* What is asked: Reproduce each record exactly.

* Records shown:
begin

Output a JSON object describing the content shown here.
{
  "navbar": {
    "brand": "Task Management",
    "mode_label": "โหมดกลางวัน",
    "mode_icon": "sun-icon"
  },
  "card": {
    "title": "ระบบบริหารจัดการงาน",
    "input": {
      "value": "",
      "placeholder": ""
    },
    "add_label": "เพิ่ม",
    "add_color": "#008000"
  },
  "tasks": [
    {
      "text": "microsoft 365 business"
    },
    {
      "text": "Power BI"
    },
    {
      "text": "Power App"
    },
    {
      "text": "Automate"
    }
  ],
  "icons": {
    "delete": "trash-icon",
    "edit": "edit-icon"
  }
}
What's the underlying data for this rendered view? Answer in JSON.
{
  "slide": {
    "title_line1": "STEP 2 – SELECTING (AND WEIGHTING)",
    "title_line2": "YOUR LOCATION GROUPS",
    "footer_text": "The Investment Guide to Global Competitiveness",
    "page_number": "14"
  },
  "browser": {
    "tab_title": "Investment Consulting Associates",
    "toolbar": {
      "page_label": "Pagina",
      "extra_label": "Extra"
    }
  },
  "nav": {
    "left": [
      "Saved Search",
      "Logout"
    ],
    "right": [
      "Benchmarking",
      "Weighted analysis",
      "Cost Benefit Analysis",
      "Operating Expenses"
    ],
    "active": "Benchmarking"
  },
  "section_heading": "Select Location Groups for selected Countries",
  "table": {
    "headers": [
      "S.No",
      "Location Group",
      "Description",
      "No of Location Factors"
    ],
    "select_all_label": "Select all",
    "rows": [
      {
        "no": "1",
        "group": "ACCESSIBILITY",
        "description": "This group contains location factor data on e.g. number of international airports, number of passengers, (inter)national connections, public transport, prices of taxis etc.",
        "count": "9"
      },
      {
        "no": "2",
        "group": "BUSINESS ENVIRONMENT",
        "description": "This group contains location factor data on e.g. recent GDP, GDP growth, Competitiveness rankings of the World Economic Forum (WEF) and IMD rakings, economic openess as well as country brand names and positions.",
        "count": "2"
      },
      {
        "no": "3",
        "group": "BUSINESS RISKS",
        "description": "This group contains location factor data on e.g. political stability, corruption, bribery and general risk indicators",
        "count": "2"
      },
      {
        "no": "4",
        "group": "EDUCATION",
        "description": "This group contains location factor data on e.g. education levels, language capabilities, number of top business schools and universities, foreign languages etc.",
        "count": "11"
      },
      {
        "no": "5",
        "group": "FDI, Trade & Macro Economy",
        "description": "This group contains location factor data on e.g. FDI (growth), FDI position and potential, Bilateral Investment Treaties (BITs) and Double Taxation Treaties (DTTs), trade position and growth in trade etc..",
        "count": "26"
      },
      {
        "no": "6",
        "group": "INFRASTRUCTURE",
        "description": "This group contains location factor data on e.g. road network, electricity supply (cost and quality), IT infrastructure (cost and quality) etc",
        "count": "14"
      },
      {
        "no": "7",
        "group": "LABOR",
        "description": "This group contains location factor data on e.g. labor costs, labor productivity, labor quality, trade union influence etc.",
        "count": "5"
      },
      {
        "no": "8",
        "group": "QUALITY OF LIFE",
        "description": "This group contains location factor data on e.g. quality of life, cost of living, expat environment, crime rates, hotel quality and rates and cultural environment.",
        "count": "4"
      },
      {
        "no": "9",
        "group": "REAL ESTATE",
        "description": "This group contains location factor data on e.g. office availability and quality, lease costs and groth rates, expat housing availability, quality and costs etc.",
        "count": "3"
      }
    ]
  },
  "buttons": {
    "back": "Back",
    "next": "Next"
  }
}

end

* Response to the exercise:
Output a JSON object describing the content shown here.
{
  "navbar": {
    "brand": "Task Management",
    "mode_label": "โหมดกลางวัน",
    "mode_icon": "sun-icon"
  },
  "card": {
    "title": "ระบบบริหารจัดการงาน",
    "input": {
      "value": "",
      "placeholder": ""
    },
    "add_label": "เพิ่ม",
    "add_color": "#008000"
  },
  "tasks": [
    {
      "text": "microsoft 365 business"
    },
    {
      "text": "Power BI"
    },
    {
      "text": "Power App"
    },
    {
      "text": "Automate"
    }
  ],
  "icons": {
    "delete": "trash-icon",
    "edit": "edit-icon"
  }
}
What's the underlying data for this rendered view? Answer in JSON.
{
  "slide": {
    "title_line1": "STEP 2 – SELECTING (AND WEIGHTING)",
    "title_line2": "YOUR LOCATION GROUPS",
    "footer_text": "The Investment Guide to Global Competitiveness",
    "page_number": "14"
  },
  "browser": {
    "tab_title": "Investment Consulting Associates",
    "toolbar": {
      "page_label": "Pagina",
      "extra_label": "Extra"
    }
  },
  "nav": {
    "left": [
      "Saved Search",
      "Logout"
    ],
    "right": [
      "Benchmarking",
      "Weighted analysis",
      "Cost Benefit Analysis",
      "Operating Expenses"
    ],
    "active": "Benchmarking"
  },
  "section_heading": "Select Location Groups for selected Countries",
  "table": {
    "headers": [
      "S.No",
      "Location Group",
      "Description",
      "No of Location Factors"
    ],
    "select_all_label": "Select all",
    "rows": [
      {
        "no": "1",
        "group": "ACCESSIBILITY",
        "description": "This group contains location factor data on e.g. number of international airports, number of passengers, (inter)national connections, public transport, prices of taxis etc.",
        "count": "9"
      },
      {
        "no": "2",
        "group": "BUSINESS ENVIRONMENT",
        "description": "This group contains location factor data on e.g. recent GDP, GDP growth, Competitiveness rankings of the World Economic Forum (WEF) and IMD rakings, economic openess as well as country brand names and positions.",
        "count": "2"
      },
      {
        "no": "3",
        "group": "BUSINESS RISKS",
        "description": "This group contains location factor data on e.g. political stability, corruption, bribery and general risk indicators",
        "count": "2"
      },
      {
        "no": "4",
        "group": "EDUCATION",
        "description": "This group contains location factor data on e.g. education levels, language capabilities, number of top business schools and universities, foreign languages etc.",
        "count": "11"
      },
      {
        "no": "5",
        "group": "FDI, Trade & Macro Economy",
        "description": "This group contains location factor data on e.g. FDI (growth), FDI position and potential, Bilateral Investment Treaties (BITs) and Double Taxation Treaties (DTTs), trade position and growth in trade etc..",
        "count": "26"
      },
      {
        "no": "6",
        "group": "INFRASTRUCTURE",
        "description": "This group contains location factor data on e.g. road network, electricity supply (cost and quality), IT infrastructure (cost and quality) etc",
        "count": "14"
      },
      {
        "no": "7",
        "group": "LABOR",
        "description": "This group contains location factor data on e.g. labor costs, labor productivity, labor quality, trade union influence etc.",
        "count": "5"
      },
      {
        "no": "8",
        "group": "QUALITY OF LIFE",
        "description": "This group contains location factor data on e.g. quality of life, cost of living, expat environment, crime rates, hotel quality and rates and cultural environment.",
        "count": "4"
      },
      {
        "no": "9",
        "group": "REAL ESTATE",
        "description": "This group contains location factor data on e.g. office availability and quality, lease costs and groth rates, expat housing availability, quality and costs etc.",
        "count": "3"
      }
    ]
  },
  "buttons": {
    "back": "Back",
    "next": "Next"
  }
}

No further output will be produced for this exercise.